> [Do this] Starting at the line that contains "class-attributes-mappedcontext: -ContextVersion[] versions" and stopping after the line that contains "class-operations-mappedwrapper (1154, 589, 1373, 630)", render only those items as a numbered list, leaving out any blank lines.

>> BEGIN Data entries

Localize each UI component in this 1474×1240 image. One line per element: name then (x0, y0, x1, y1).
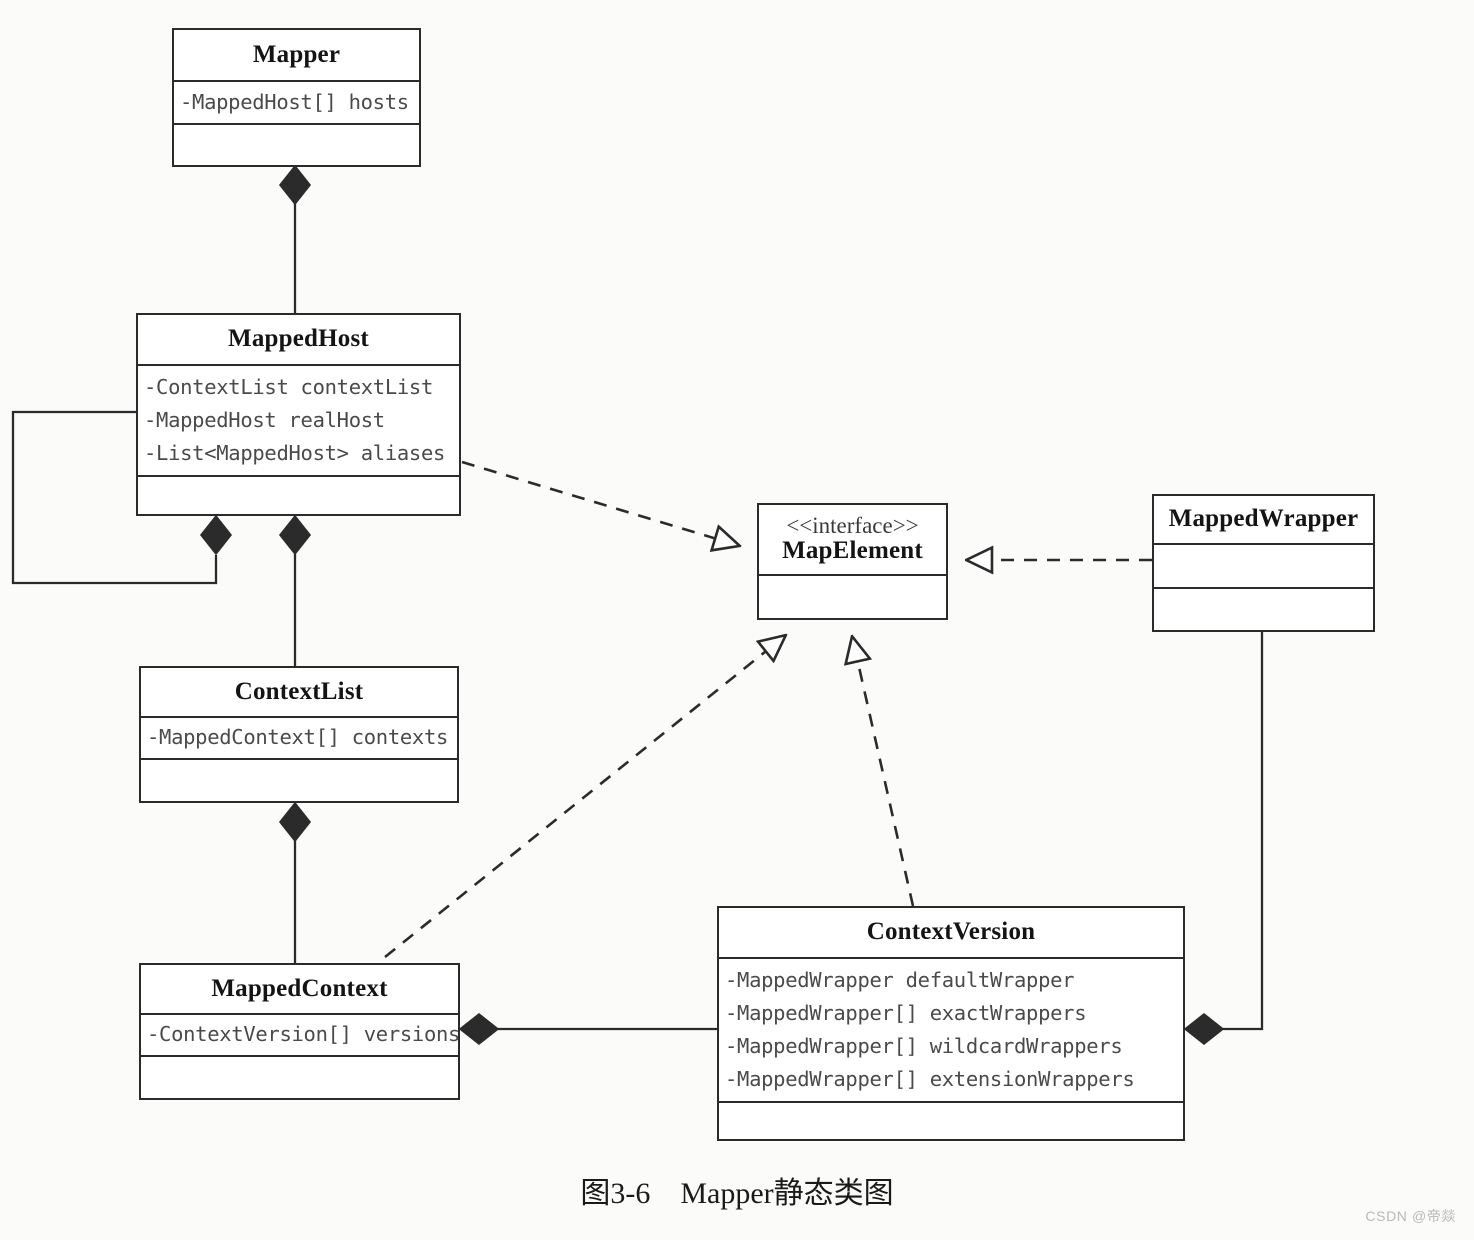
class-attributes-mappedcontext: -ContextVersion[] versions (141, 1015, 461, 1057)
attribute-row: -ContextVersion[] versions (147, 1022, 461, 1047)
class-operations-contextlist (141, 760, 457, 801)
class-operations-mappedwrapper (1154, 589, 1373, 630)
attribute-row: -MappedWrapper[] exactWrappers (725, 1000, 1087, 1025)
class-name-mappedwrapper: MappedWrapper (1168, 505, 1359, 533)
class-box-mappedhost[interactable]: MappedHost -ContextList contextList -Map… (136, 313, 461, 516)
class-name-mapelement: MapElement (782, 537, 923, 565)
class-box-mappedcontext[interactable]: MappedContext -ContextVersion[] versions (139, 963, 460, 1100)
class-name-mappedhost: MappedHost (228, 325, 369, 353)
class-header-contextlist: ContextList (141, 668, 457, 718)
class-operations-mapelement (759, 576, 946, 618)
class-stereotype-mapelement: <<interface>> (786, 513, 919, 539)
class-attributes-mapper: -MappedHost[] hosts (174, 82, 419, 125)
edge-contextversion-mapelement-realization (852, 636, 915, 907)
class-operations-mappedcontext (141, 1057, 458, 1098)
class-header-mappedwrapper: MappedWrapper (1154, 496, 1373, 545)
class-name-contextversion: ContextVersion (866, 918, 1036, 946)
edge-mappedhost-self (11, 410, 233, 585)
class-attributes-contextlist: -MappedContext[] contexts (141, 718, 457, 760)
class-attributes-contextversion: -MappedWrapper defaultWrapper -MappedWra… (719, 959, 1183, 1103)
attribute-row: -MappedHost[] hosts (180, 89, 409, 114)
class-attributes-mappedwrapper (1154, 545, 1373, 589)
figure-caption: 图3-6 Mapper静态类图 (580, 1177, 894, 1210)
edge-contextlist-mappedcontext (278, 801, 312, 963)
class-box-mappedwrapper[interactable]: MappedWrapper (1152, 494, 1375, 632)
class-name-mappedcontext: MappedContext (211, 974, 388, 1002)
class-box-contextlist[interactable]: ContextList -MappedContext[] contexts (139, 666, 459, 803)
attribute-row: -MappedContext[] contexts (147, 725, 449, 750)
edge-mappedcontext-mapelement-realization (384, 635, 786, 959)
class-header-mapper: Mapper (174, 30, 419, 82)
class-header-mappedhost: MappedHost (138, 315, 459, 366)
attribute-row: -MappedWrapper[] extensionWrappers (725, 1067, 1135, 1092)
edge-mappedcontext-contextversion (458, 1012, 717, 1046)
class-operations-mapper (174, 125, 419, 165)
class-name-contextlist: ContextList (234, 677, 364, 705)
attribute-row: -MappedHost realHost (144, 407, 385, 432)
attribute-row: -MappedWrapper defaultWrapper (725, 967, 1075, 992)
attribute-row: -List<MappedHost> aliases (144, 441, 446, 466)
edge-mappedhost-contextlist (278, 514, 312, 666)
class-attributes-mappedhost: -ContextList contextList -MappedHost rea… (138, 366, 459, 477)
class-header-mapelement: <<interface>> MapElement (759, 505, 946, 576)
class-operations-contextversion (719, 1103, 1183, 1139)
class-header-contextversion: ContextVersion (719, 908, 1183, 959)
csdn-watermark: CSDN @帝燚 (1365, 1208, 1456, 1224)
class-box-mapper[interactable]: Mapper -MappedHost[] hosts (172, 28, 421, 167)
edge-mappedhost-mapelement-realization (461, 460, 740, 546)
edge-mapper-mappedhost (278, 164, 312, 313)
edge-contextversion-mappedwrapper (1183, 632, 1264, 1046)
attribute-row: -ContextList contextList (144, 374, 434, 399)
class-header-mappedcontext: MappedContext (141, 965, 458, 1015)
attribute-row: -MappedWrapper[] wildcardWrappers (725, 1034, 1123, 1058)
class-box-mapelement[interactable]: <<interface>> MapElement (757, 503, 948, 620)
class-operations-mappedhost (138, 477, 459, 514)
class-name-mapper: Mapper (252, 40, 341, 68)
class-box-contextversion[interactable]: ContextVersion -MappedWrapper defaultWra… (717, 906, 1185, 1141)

>> END Data entries
>> BEGIN Data entries

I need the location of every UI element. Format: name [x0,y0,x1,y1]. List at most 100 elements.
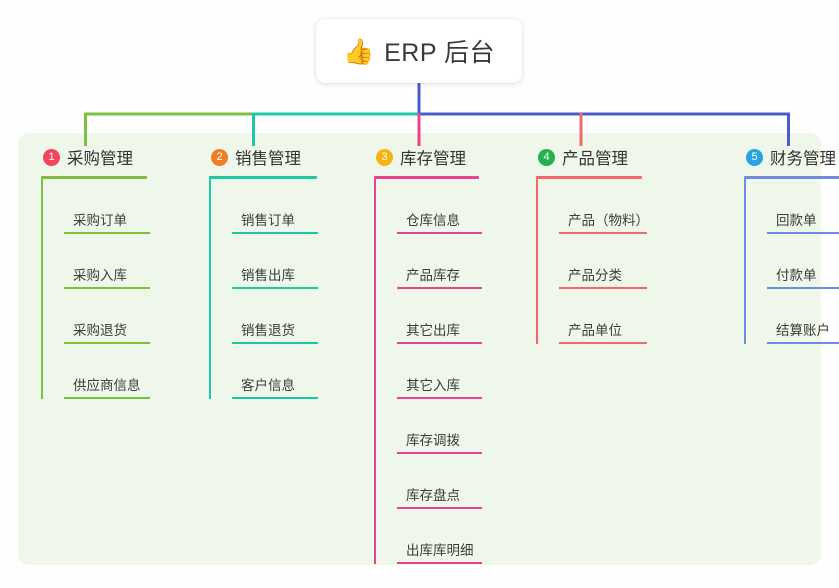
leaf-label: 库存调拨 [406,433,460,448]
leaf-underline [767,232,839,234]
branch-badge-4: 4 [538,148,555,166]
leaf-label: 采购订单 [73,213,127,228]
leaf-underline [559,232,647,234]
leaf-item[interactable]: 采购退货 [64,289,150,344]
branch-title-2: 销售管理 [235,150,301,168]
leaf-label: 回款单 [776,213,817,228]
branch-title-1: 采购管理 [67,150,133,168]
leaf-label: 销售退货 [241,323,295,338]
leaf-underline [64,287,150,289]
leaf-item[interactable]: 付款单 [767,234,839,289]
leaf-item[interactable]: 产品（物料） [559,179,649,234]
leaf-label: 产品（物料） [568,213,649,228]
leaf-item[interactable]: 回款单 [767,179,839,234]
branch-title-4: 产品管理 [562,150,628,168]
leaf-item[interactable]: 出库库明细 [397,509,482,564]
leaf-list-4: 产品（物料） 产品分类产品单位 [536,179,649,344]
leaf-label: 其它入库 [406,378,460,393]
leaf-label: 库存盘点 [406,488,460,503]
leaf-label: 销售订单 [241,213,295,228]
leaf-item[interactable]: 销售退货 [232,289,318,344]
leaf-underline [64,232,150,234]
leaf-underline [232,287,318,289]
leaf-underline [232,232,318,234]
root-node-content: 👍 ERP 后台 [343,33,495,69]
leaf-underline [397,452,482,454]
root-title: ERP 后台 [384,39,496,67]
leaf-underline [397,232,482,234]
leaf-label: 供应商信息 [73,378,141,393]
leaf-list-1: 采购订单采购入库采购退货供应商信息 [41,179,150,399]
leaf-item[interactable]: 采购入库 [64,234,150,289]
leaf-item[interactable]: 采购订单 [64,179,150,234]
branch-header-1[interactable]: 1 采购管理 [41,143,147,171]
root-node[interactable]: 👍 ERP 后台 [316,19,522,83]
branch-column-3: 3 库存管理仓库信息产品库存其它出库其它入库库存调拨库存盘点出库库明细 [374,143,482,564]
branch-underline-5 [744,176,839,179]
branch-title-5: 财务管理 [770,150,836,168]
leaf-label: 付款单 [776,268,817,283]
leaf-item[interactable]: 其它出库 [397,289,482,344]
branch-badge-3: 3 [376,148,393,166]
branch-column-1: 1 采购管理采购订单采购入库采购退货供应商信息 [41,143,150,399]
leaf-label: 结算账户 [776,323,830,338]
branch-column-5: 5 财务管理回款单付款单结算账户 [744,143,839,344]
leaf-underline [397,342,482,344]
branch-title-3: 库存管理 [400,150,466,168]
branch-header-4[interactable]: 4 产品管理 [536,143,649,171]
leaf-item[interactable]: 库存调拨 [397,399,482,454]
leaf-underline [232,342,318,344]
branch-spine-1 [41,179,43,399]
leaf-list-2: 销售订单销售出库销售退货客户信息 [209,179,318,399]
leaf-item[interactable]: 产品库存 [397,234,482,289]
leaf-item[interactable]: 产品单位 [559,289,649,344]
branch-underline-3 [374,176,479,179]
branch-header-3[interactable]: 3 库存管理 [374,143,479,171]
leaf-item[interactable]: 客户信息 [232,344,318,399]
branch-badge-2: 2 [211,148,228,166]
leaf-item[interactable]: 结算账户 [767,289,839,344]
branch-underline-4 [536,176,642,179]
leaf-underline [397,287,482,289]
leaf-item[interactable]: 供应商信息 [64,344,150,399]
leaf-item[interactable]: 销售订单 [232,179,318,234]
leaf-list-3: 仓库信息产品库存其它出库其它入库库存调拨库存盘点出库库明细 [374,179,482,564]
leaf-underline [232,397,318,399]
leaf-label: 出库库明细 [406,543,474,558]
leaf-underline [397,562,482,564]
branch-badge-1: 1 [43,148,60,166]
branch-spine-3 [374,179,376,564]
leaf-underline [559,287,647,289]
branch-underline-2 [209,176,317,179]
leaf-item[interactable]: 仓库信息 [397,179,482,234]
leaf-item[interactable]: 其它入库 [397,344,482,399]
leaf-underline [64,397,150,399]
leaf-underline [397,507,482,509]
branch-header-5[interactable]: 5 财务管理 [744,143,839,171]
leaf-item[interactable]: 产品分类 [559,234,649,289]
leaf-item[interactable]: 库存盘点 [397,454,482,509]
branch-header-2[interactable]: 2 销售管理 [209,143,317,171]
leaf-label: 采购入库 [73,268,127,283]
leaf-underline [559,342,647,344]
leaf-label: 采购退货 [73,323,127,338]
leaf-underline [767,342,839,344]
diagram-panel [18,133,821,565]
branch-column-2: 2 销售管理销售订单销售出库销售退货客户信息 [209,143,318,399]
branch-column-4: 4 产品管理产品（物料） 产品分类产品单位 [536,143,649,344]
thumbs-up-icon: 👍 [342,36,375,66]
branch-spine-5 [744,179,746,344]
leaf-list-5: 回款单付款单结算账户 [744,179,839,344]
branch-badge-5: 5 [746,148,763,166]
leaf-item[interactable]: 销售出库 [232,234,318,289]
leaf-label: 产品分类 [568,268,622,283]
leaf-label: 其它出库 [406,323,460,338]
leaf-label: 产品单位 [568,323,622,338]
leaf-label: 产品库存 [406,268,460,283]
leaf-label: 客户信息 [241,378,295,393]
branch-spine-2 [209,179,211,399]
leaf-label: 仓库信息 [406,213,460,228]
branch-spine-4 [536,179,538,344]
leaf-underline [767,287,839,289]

>> END Data entries

> [Output for this exercise]
1. class-attributes-mappedcontext: -ContextVersion[] versions (141, 1015, 461, 1057)
2. attribute-row: -ContextVersion[] versions (147, 1022, 461, 1047)
3. class-operations-contextlist (141, 760, 457, 801)
4. class-operations-mappedwrapper (1154, 589, 1373, 630)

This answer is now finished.